==== DATASET ENTRIES

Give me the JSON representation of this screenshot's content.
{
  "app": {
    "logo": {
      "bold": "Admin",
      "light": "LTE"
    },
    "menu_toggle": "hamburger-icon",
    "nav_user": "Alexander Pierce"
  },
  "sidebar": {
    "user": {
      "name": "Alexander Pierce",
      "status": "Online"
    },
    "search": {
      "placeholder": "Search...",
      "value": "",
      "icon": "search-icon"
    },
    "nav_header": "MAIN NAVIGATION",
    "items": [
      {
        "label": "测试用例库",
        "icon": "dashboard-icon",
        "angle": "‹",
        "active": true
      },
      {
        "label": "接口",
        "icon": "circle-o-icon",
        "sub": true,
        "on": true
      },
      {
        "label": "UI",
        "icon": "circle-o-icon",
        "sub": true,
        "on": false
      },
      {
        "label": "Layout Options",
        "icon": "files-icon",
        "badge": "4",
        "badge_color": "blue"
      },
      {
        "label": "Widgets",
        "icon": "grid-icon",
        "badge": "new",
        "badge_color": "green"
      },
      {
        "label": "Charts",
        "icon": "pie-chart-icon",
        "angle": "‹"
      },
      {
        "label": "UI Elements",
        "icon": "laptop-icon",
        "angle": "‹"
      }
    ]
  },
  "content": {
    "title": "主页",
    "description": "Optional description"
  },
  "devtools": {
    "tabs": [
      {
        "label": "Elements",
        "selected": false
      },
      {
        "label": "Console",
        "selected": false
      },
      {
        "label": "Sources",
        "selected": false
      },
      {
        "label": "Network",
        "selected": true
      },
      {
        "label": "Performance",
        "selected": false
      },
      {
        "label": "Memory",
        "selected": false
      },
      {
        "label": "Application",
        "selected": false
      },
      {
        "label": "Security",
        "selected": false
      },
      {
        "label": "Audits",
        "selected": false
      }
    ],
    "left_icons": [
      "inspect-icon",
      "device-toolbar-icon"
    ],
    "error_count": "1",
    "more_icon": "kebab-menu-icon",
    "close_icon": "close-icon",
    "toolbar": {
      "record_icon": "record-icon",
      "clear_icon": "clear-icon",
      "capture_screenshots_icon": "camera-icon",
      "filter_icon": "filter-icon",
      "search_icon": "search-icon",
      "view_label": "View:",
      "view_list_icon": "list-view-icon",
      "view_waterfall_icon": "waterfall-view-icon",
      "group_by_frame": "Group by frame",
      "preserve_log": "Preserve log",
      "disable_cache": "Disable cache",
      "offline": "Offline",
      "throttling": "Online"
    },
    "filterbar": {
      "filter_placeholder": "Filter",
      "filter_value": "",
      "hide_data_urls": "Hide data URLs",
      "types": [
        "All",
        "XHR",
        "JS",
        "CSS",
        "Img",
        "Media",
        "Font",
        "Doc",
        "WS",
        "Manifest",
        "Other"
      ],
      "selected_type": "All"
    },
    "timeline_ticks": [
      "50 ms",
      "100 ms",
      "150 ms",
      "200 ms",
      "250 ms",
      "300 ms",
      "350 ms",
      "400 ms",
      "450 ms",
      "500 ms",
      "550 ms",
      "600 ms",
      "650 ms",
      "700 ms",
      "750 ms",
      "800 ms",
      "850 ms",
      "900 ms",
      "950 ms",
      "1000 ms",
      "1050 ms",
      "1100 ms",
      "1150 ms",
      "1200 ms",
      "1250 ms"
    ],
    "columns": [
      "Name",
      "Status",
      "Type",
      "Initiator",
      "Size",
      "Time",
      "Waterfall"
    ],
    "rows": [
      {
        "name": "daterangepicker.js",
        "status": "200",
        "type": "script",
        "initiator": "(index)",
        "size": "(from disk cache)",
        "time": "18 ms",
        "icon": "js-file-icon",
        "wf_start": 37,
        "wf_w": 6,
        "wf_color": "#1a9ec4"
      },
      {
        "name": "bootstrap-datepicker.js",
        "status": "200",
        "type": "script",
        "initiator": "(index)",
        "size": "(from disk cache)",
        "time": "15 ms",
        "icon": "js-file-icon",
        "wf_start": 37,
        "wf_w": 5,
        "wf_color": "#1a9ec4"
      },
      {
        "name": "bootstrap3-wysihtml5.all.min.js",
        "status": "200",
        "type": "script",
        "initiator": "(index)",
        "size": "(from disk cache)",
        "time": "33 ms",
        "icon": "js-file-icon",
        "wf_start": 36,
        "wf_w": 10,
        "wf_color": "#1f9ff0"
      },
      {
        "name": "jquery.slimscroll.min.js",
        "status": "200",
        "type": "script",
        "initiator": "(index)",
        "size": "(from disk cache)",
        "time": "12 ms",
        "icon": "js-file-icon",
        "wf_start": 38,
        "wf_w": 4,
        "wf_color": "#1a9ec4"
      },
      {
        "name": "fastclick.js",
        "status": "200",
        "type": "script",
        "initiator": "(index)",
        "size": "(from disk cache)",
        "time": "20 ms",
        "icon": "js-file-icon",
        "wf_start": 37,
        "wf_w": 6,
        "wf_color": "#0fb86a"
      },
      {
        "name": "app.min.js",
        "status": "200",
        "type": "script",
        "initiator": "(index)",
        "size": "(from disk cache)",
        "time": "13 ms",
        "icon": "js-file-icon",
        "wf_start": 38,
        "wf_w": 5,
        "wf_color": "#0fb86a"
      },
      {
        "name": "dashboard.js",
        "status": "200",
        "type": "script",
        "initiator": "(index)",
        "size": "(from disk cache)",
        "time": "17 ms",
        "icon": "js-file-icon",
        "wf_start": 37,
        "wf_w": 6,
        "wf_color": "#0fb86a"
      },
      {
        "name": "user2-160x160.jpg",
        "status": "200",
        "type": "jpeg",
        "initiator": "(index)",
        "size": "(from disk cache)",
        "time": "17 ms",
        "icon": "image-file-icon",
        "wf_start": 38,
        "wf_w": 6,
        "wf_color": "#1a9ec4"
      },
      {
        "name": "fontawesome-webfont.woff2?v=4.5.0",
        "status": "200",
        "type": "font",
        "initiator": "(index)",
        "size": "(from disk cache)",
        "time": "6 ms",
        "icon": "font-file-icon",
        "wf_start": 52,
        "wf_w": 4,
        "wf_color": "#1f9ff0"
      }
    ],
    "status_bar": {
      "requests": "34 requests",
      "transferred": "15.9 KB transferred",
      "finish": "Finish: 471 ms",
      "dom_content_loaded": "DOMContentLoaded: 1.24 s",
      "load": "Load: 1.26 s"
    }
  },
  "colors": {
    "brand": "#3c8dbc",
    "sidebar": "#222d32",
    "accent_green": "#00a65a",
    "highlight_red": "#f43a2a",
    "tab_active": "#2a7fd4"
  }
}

========

Reproduce the material above, every line of it, exactly.

Give me the JSON representation of this screenshot's content.
{
  "app": {
    "logo": {
      "bold": "Admin",
      "light": "LTE"
    },
    "menu_toggle": "hamburger-icon",
    "nav_user": "Alexander Pierce"
  },
  "sidebar": {
    "user": {
      "name": "Alexander Pierce",
      "status": "Online"
    },
    "search": {
      "placeholder": "Search...",
      "value": "",
      "icon": "search-icon"
    },
    "nav_header": "MAIN NAVIGATION",
    "items": [
      {
        "label": "测试用例库",
        "icon": "dashboard-icon",
        "angle": "‹",
        "active": true
      },
      {
        "label": "接口",
        "icon": "circle-o-icon",
        "sub": true,
        "on": true
      },
      {
        "label": "UI",
        "icon": "circle-o-icon",
        "sub": true,
        "on": false
      },
      {
        "label": "Layout Options",
        "icon": "files-icon",
        "badge": "4",
        "badge_color": "blue"
      },
      {
        "label": "Widgets",
        "icon": "grid-icon",
        "badge": "new",
        "badge_color": "green"
      },
      {
        "label": "Charts",
        "icon": "pie-chart-icon",
        "angle": "‹"
      },
      {
        "label": "UI Elements",
        "icon": "laptop-icon",
        "angle": "‹"
      }
    ]
  },
  "content": {
    "title": "主页",
    "description": "Optional description"
  },
  "devtools": {
    "tabs": [
      {
        "label": "Elements",
        "selected": false
      },
      {
        "label": "Console",
        "selected": false
      },
      {
        "label": "Sources",
        "selected": false
      },
      {
        "label": "Network",
        "selected": true
      },
      {
        "label": "Performance",
        "selected": false
      },
      {
        "label": "Memory",
        "selected": false
      },
      {
        "label": "Application",
        "selected": false
      },
      {
        "label": "Security",
        "selected": false
      },
      {
        "label": "Audits",
        "selected": false
      }
    ],
    "left_icons": [
      "inspect-icon",
      "device-toolbar-icon"
    ],
    "error_count": "1",
    "more_icon": "kebab-menu-icon",
    "close_icon": "close-icon",
    "toolbar": {
      "record_icon": "record-icon",
      "clear_icon": "clear-icon",
      "capture_screenshots_icon": "camera-icon",
      "filter_icon": "filter-icon",
      "search_icon": "search-icon",
      "view_label": "View:",
      "view_list_icon": "list-view-icon",
      "view_waterfall_icon": "waterfall-view-icon",
      "group_by_frame": "Group by frame",
      "preserve_log": "Preserve log",
      "disable_cache": "Disable cache",
      "offline": "Offline",
      "throttling": "Online"
    },
    "filterbar": {
      "filter_placeholder": "Filter",
      "filter_value": "",
      "hide_data_urls": "Hide data URLs",
      "types": [
        "All",
        "XHR",
        "JS",
        "CSS",
        "Img",
        "Media",
        "Font",
        "Doc",
        "WS",
        "Manifest",
        "Other"
      ],
      "selected_type": "All"
    },
    "timeline_ticks": [
      "50 ms",
      "100 ms",
      "150 ms",
      "200 ms",
      "250 ms",
      "300 ms",
      "350 ms",
      "400 ms",
      "450 ms",
      "500 ms",
      "550 ms",
      "600 ms",
      "650 ms",
      "700 ms",
      "750 ms",
      "800 ms",
      "850 ms",
      "900 ms",
      "950 ms",
      "1000 ms",
      "1050 ms",
      "1100 ms",
      "1150 ms",
      "1200 ms",
      "1250 ms"
    ],
    "columns": [
      "Name",
      "Status",
      "Type",
      "Initiator",
      "Size",
      "Time",
      "Waterfall"
    ],
    "rows": [
      {
        "name": "daterangepicker.js",
        "status": "200",
        "type": "script",
        "initiator": "(index)",
        "size": "(from disk cache)",
        "time": "18 ms",
        "icon": "js-file-icon",
        "wf_start": 37,
        "wf_w": 6,
        "wf_color": "#1a9ec4"
      },
      {
        "name": "bootstrap-datepicker.js",
        "status": "200",
        "type": "script",
        "initiator": "(index)",
        "size": "(from disk cache)",
        "time": "15 ms",
        "icon": "js-file-icon",
        "wf_start": 37,
        "wf_w": 5,
        "wf_color": "#1a9ec4"
      },
      {
        "name": "bootstrap3-wysihtml5.all.min.js",
        "status": "200",
        "type": "script",
        "initiator": "(index)",
        "size": "(from disk cache)",
        "time": "33 ms",
        "icon": "js-file-icon",
        "wf_start": 36,
        "wf_w": 10,
        "wf_color": "#1f9ff0"
      },
      {
        "name": "jquery.slimscroll.min.js",
        "status": "200",
        "type": "script",
        "initiator": "(index)",
        "size": "(from disk cache)",
        "time": "12 ms",
        "icon": "js-file-icon",
        "wf_start": 38,
        "wf_w": 4,
        "wf_color": "#1a9ec4"
      },
      {
        "name": "fastclick.js",
        "status": "200",
        "type": "script",
        "initiator": "(index)",
        "size": "(from disk cache)",
        "time": "20 ms",
        "icon": "js-file-icon",
        "wf_start": 37,
        "wf_w": 6,
        "wf_color": "#0fb86a"
      },
      {
        "name": "app.min.js",
        "status": "200",
        "type": "script",
        "initiator": "(index)",
        "size": "(from disk cache)",
        "time": "13 ms",
        "icon": "js-file-icon",
        "wf_start": 38,
        "wf_w": 5,
        "wf_color": "#0fb86a"
      },
      {
        "name": "dashboard.js",
        "status": "200",
        "type": "script",
        "initiator": "(index)",
        "size": "(from disk cache)",
        "time": "17 ms",
        "icon": "js-file-icon",
        "wf_start": 37,
        "wf_w": 6,
        "wf_color": "#0fb86a"
      },
      {
        "name": "user2-160x160.jpg",
        "status": "200",
        "type": "jpeg",
        "initiator": "(index)",
        "size": "(from disk cache)",
        "time": "17 ms",
        "icon": "image-file-icon",
        "wf_start": 38,
        "wf_w": 6,
        "wf_color": "#1a9ec4"
      },
      {
        "name": "fontawesome-webfont.woff2?v=4.5.0",
        "status": "200",
        "type": "font",
        "initiator": "(index)",
        "size": "(from disk cache)",
        "time": "6 ms",
        "icon": "font-file-icon",
        "wf_start": 52,
        "wf_w": 4,
        "wf_color": "#1f9ff0"
      }
    ],
    "status_bar": {
      "requests": "34 requests",
      "transferred": "15.9 KB transferred",
      "finish": "Finish: 471 ms",
      "dom_content_loaded": "DOMContentLoaded: 1.24 s",
      "load": "Load: 1.26 s"
    }
  },
  "colors": {
    "brand": "#3c8dbc",
    "sidebar": "#222d32",
    "accent_green": "#00a65a",
    "highlight_red": "#f43a2a",
    "tab_active": "#2a7fd4"
  }
}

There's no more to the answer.